┌──
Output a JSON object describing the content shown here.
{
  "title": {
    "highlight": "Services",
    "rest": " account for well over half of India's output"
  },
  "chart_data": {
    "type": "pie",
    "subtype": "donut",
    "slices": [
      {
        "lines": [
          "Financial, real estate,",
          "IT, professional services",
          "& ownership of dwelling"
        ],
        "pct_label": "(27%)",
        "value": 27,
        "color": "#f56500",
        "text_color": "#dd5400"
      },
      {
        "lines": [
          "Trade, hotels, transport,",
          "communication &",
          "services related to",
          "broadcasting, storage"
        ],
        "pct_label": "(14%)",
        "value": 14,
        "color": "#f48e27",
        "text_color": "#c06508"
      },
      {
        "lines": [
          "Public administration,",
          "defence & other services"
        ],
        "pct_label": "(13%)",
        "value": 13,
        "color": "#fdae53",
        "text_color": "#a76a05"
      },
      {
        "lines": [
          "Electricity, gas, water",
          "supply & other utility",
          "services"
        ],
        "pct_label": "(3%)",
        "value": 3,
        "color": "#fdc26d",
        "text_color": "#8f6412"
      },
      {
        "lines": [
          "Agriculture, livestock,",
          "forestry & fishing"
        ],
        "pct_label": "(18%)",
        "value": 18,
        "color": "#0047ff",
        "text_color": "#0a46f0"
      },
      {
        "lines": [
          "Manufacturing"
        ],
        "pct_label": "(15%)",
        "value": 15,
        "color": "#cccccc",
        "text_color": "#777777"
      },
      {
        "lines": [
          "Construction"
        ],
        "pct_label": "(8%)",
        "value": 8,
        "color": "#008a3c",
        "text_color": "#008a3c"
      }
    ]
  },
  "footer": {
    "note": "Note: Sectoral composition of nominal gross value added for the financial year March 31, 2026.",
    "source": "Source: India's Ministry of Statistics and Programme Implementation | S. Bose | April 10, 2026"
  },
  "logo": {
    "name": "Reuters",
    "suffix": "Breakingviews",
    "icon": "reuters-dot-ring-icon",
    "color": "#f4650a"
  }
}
└──
**Stated goal**
Transcribe every entry verbatim.

**Response to this task**
Output a JSON object describing the content shown here.
{
  "title": {
    "highlight": "Services",
    "rest": " account for well over half of India's output"
  },
  "chart_data": {
    "type": "pie",
    "subtype": "donut",
    "slices": [
      {
        "lines": [
          "Financial, real estate,",
          "IT, professional services",
          "& ownership of dwelling"
        ],
        "pct_label": "(27%)",
        "value": 27,
        "color": "#f56500",
        "text_color": "#dd5400"
      },
      {
        "lines": [
          "Trade, hotels, transport,",
          "communication &",
          "services related to",
          "broadcasting, storage"
        ],
        "pct_label": "(14%)",
        "value": 14,
        "color": "#f48e27",
        "text_color": "#c06508"
      },
      {
        "lines": [
          "Public administration,",
          "defence & other services"
        ],
        "pct_label": "(13%)",
        "value": 13,
        "color": "#fdae53",
        "text_color": "#a76a05"
      },
      {
        "lines": [
          "Electricity, gas, water",
          "supply & other utility",
          "services"
        ],
        "pct_label": "(3%)",
        "value": 3,
        "color": "#fdc26d",
        "text_color": "#8f6412"
      },
      {
        "lines": [
          "Agriculture, livestock,",
          "forestry & fishing"
        ],
        "pct_label": "(18%)",
        "value": 18,
        "color": "#0047ff",
        "text_color": "#0a46f0"
      },
      {
        "lines": [
          "Manufacturing"
        ],
        "pct_label": "(15%)",
        "value": 15,
        "color": "#cccccc",
        "text_color": "#777777"
      },
      {
        "lines": [
          "Construction"
        ],
        "pct_label": "(8%)",
        "value": 8,
        "color": "#008a3c",
        "text_color": "#008a3c"
      }
    ]
  },
  "footer": {
    "note": "Note: Sectoral composition of nominal gross value added for the financial year March 31, 2026.",
    "source": "Source: India's Ministry of Statistics and Programme Implementation | S. Bose | April 10, 2026"
  },
  "logo": {
    "name": "Reuters",
    "suffix": "Breakingviews",
    "icon": "reuters-dot-ring-icon",
    "color": "#f4650a"
  }
}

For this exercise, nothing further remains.